[begin Items]
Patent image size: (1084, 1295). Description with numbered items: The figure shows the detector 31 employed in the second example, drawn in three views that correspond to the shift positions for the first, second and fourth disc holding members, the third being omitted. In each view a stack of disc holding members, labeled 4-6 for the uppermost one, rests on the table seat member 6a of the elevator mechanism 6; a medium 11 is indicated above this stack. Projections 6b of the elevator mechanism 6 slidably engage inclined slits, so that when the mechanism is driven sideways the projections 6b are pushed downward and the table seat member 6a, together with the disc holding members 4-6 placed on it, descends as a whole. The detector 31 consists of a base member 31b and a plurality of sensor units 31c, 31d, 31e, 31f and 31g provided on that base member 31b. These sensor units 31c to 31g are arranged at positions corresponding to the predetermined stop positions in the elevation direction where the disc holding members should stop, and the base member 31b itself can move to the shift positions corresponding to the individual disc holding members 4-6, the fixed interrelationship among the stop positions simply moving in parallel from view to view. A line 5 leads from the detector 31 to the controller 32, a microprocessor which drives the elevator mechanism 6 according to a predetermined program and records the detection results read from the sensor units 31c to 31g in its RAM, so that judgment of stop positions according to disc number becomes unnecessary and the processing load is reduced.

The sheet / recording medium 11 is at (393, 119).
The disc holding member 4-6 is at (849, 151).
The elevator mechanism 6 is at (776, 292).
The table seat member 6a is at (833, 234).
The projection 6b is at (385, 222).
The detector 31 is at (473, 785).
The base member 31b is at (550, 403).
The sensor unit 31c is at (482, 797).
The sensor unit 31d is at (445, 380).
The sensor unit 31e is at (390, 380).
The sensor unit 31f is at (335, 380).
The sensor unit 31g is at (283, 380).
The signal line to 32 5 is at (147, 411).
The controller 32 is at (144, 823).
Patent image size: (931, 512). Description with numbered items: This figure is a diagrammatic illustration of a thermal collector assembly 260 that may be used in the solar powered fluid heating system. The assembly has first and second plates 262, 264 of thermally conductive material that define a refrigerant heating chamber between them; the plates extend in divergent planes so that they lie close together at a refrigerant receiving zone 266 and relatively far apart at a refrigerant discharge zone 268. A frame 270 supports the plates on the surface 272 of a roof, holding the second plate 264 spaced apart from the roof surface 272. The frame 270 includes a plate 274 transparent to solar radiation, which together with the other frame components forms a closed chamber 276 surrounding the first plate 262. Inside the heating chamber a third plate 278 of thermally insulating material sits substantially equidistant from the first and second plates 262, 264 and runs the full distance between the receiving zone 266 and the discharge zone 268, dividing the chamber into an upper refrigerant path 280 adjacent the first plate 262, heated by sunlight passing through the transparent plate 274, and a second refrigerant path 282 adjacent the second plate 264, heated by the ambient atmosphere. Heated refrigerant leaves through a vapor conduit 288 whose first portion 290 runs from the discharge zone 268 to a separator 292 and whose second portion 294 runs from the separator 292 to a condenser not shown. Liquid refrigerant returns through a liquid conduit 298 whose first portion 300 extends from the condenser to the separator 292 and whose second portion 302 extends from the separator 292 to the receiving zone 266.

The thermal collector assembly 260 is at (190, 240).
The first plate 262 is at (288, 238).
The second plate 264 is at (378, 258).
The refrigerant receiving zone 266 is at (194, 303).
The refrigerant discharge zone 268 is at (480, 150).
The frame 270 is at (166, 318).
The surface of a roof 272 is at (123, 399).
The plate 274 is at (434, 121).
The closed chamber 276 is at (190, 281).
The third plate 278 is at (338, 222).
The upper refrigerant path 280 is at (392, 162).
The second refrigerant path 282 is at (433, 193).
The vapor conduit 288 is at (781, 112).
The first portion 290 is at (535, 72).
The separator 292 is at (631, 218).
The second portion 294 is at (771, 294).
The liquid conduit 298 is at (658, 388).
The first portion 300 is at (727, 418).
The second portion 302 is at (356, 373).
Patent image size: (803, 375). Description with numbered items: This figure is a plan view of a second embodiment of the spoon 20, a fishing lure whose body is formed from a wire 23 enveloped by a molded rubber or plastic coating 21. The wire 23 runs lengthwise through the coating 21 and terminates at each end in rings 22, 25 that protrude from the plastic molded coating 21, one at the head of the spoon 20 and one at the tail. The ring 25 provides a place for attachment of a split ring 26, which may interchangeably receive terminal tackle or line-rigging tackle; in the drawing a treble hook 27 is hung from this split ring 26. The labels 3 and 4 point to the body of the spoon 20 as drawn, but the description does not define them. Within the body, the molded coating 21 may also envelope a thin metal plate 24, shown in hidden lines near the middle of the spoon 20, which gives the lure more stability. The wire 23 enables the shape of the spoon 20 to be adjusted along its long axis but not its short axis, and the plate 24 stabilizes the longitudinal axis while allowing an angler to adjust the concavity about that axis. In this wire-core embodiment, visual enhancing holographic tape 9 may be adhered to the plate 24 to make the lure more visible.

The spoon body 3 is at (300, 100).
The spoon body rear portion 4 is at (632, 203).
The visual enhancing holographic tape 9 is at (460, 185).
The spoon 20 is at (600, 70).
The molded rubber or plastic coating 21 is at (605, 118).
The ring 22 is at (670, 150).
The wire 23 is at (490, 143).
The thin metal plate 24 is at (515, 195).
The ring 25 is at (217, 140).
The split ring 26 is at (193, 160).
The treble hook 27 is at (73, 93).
[end Items]
Could you turn every line above into a JSON list of strings, one string per line, leaving out the blank lines?

▶ Result of the task
[
  "Patent image size: (1084, 1295). Description with numbered items: The figure shows the detector 31 employed in the second example, drawn in three views that correspond to the shift positions for the first, second and fourth disc holding members, the third being omitted. In each view a stack of disc holding members, labeled 4-6 for the uppermost one, rests on the table seat member 6a of the elevator mechanism 6; a medium 11 is indicated above this stack. Projections 6b of the elevator mechanism 6 slidably engage inclined slits, so that when the mechanism is driven sideways the projections 6b are pushed downward and the table seat member 6a, together with the disc holding members 4-6 placed on it, descends as a whole. The detector 31 consists of a base member 31b and a plurality of sensor units 31c, 31d, 31e, 31f and 31g provided on that base member 31b. These sensor units 31c to 31g are arranged at positions corresponding to the predetermined stop positions in the elevation direction where the disc holding members should stop, and the base member 31b itself can move to the shift positions corresponding to the individual disc holding members 4-6, the fixed interrelationship among the stop positions simply moving in parallel from view to view. A line 5 leads from the detector 31 to the controller 32, a microprocessor which drives the elevator mechanism 6 according to a predetermined program and records the detection results read from the sensor units 31c to 31g in its RAM, so that judgment of stop positions according to disc number becomes unnecessary and the processing load is reduced.",
  "The sheet / recording medium 11 is at (393, 119).",
  "The disc holding member 4-6 is at (849, 151).",
  "The elevator mechanism 6 is at (776, 292).",
  "The table seat member 6a is at (833, 234).",
  "The projection 6b is at (385, 222).",
  "The detector 31 is at (473, 785).",
  "The base member 31b is at (550, 403).",
  "The sensor unit 31c is at (482, 797).",
  "The sensor unit 31d is at (445, 380).",
  "The sensor unit 31e is at (390, 380).",
  "The sensor unit 31f is at (335, 380).",
  "The sensor unit 31g is at (283, 380).",
  "The signal line to 32 5 is at (147, 411).",
  "The controller 32 is at (144, 823).",
  "Patent image size: (931, 512). Description with numbered items: This figure is a diagrammatic illustration of a thermal collector assembly 260 that may be used in the solar powered fluid heating system. The assembly has first and second plates 262, 264 of thermally conductive material that define a refrigerant heating chamber between them; the plates extend in divergent planes so that they lie close together at a refrigerant receiving zone 266 and relatively far apart at a refrigerant discharge zone 268. A frame 270 supports the plates on the surface 272 of a roof, holding the second plate 264 spaced apart from the roof surface 272. The frame 270 includes a plate 274 transparent to solar radiation, which together with the other frame components forms a closed chamber 276 surrounding the first plate 262. Inside the heating chamber a third plate 278 of thermally insulating material sits substantially equidistant from the first and second plates 262, 264 and runs the full distance between the receiving zone 266 and the discharge zone 268, dividing the chamber into an upper refrigerant path 280 adjacent the first plate 262, heated by sunlight passing through the transparent plate 274, and a second refrigerant path 282 adjacent the second plate 264, heated by the ambient atmosphere. Heated refrigerant leaves through a vapor conduit 288 whose first portion 290 runs from the discharge zone 268 to a separator 292 and whose second portion 294 runs from the separator 292 to a condenser not shown. Liquid refrigerant returns through a liquid conduit 298 whose first portion 300 extends from the condenser to the separator 292 and whose second portion 302 extends from the separator 292 to the receiving zone 266.",
  "The thermal collector assembly 260 is at (190, 240).",
  "The first plate 262 is at (288, 238).",
  "The second plate 264 is at (378, 258).",
  "The refrigerant receiving zone 266 is at (194, 303).",
  "The refrigerant discharge zone 268 is at (480, 150).",
  "The frame 270 is at (166, 318).",
  "The surface of a roof 272 is at (123, 399).",
  "The plate 274 is at (434, 121).",
  "The closed chamber 276 is at (190, 281).",
  "The third plate 278 is at (338, 222).",
  "The upper refrigerant path 280 is at (392, 162).",
  "The second refrigerant path 282 is at (433, 193).",
  "The vapor conduit 288 is at (781, 112).",
  "The first portion 290 is at (535, 72).",
  "The separator 292 is at (631, 218).",
  "The second portion 294 is at (771, 294).",
  "The liquid conduit 298 is at (658, 388).",
  "The first portion 300 is at (727, 418).",
  "The second portion 302 is at (356, 373).",
  "Patent image size: (803, 375). Description with numbered items: This figure is a plan view of a second embodiment of the spoon 20, a fishing lure whose body is formed from a wire 23 enveloped by a molded rubber or plastic coating 21. The wire 23 runs lengthwise through the coating 21 and terminates at each end in rings 22, 25 that protrude from the plastic molded coating 21, one at the head of the spoon 20 and one at the tail. The ring 25 provides a place for attachment of a split ring 26, which may interchangeably receive terminal tackle or line-rigging tackle; in the drawing a treble hook 27 is hung from this split ring 26. The labels 3 and 4 point to the body of the spoon 20 as drawn, but the description does not define them. Within the body, the molded coating 21 may also envelope a thin metal plate 24, shown in hidden lines near the middle of the spoon 20, which gives the lure more stability. The wire 23 enables the shape of the spoon 20 to be adjusted along its long axis but not its short axis, and the plate 24 stabilizes the longitudinal axis while allowing an angler to adjust the concavity about that axis. In this wire-core embodiment, visual enhancing holographic tape 9 may be adhered to the plate 24 to make the lure more visible.",
  "The spoon body 3 is at (300, 100).",
  "The spoon body rear portion 4 is at (632, 203).",
  "The visual enhancing holographic tape 9 is at (460, 185).",
  "The spoon 20 is at (600, 70).",
  "The molded rubber or plastic coating 21 is at (605, 118).",
  "The ring 22 is at (670, 150).",
  "The wire 23 is at (490, 143).",
  "The thin metal plate 24 is at (515, 195).",
  "The ring 25 is at (217, 140).",
  "The split ring 26 is at (193, 160).",
  "The treble hook 27 is at (73, 93)."
]